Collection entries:
┄┄┄┄┄┄┄┄┄┄┄┄┄┄┄┄┄┄┄┄

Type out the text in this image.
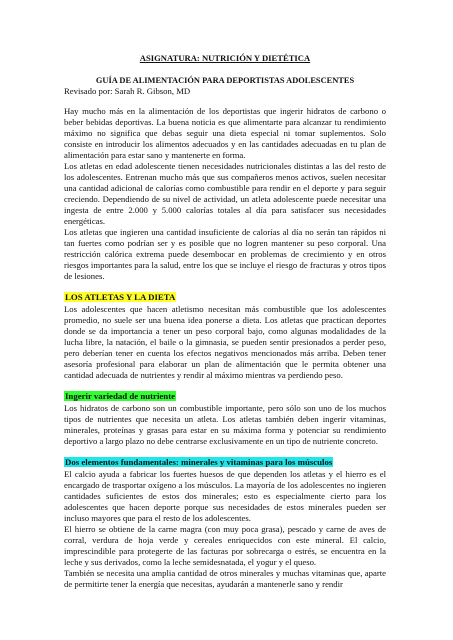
ASIGNATURA: NUTRICIÓN Y DIETÉTICA
GUÍA DE ALIMENTACIÓN PARA DEPORTISTAS ADOLESCENTES
Revisado por: Sarah R. Gibson, MD

Hay mucho más en la alimentación de los deportistas que ingerir hidratos de carbono o beber bebidas deportivas. La buena noticia es que alimentarte para alcanzar tu rendimiento máximo no significa que debas seguir una dieta especial ni tomar suplementos. Solo consiste en introducir los alimentos adecuados y en las cantidades adecuadas en tu plan de alimentación para estar sano y mantenerte en forma.

Los atletas en edad adolescente tienen necesidades nutricionales distintas a las del resto de los adolescentes. Entrenan mucho más que sus compañeros menos activos, suelen necesitar una cantidad adicional de calorías como combustible para rendir en el deporte y para seguir creciendo. Dependiendo de su nivel de actividad, un atleta adolescente puede necesitar una ingesta de entre 2.000 y 5.000 calorías totales al día para satisfacer sus necesidades energéticas.

Los atletas que ingieren una cantidad insuficiente de calorías al día no serán tan rápidos ni tan fuertes como podrían ser y es posible que no logren mantener su peso corporal. Una restricción calórica extrema puede desembocar en problemas de crecimiento y en otros riesgos importantes para la salud, entre los que se incluye el riesgo de fracturas y otros tipos de lesiones.

LOS ATLETAS Y LA DIETA

Los adolescentes que hacen atletismo necesitan más combustible que los adolescentes promedio, no suele ser una buena idea ponerse a dieta. Los atletas que practican deportes donde se da importancia a tener un peso corporal bajo, como algunas modalidades de la lucha libre, la natación, el baile o la gimnasia, se pueden sentir presionados a perder peso, pero deberían tener en cuenta los efectos negativos mencionados más arriba. Deben tener asesoría profesional para elaborar un plan de alimentación que le permita obtener una cantidad adecuada de nutrientes y rendir al máximo mientras va perdiendo peso.

Ingerir variedad de nutriente

Los hidratos de carbono son un combustible importante, pero sólo son uno de los muchos tipos de nutrientes que necesita un atleta. Los atletas también deben ingerir vitaminas, minerales, proteínas y grasas para estar en su máxima forma y potenciar su rendimiento deportivo a largo plazo no debe centrarse exclusivamente en un tipo de nutriente concreto.

Dos elementos fundamentales: minerales y vitaminas para los músculos

El calcio ayuda a fabricar los fuertes huesos de que dependen los atletas y el hierro es el encargado de trasportar oxígeno a los músculos. La mayoría de los adolescentes no ingieren cantidades suficientes de estos dos minerales; esto es especialmente cierto para los adolescentes que hacen deporte porque sus necesidades de estos minerales pueden ser incluso mayores que para el resto de los adolescentes.

El hierro se obtiene de la carne magra (con muy poca grasa), pescado y carne de aves de corral, verdura de hoja verde y cereales enriquecidos con este mineral. El calcio, imprescindible para protegerte de las facturas por sobrecarga o estrés, se encuentra en la leche y sus derivados, como la leche semidesnatada, el yogur y el queso.

También se necesita una amplia cantidad de otros minerales y muchas vitaminas que, aparte de permitirte tener la energía que necesitas, ayudarán a mantenerle sano y rendir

┄┄┄┄┄┄┄┄┄┄┄┄┄┄┄┄┄┄┄┄

> Task goal
Gather, from the listing above, every line carrying the word "sano".

> Answer to this task
Hay mucho más en la alimentación de los deportistas que ingerir hidratos de carbono o beber bebidas deportivas. La buena noticia es que alimentarte para alcanzar tu rendimiento máximo no significa que debas seguir una dieta especial ni tomar suplementos. Solo consiste en introducir los alimentos adecuados y en las cantidades adecuadas en tu plan de alimentación para estar sano y mantenerte en forma.
También se necesita una amplia cantidad de otros minerales y muchas vitaminas que, aparte de permitirte tener la energía que necesitas, ayudarán a mantenerle sano y rendir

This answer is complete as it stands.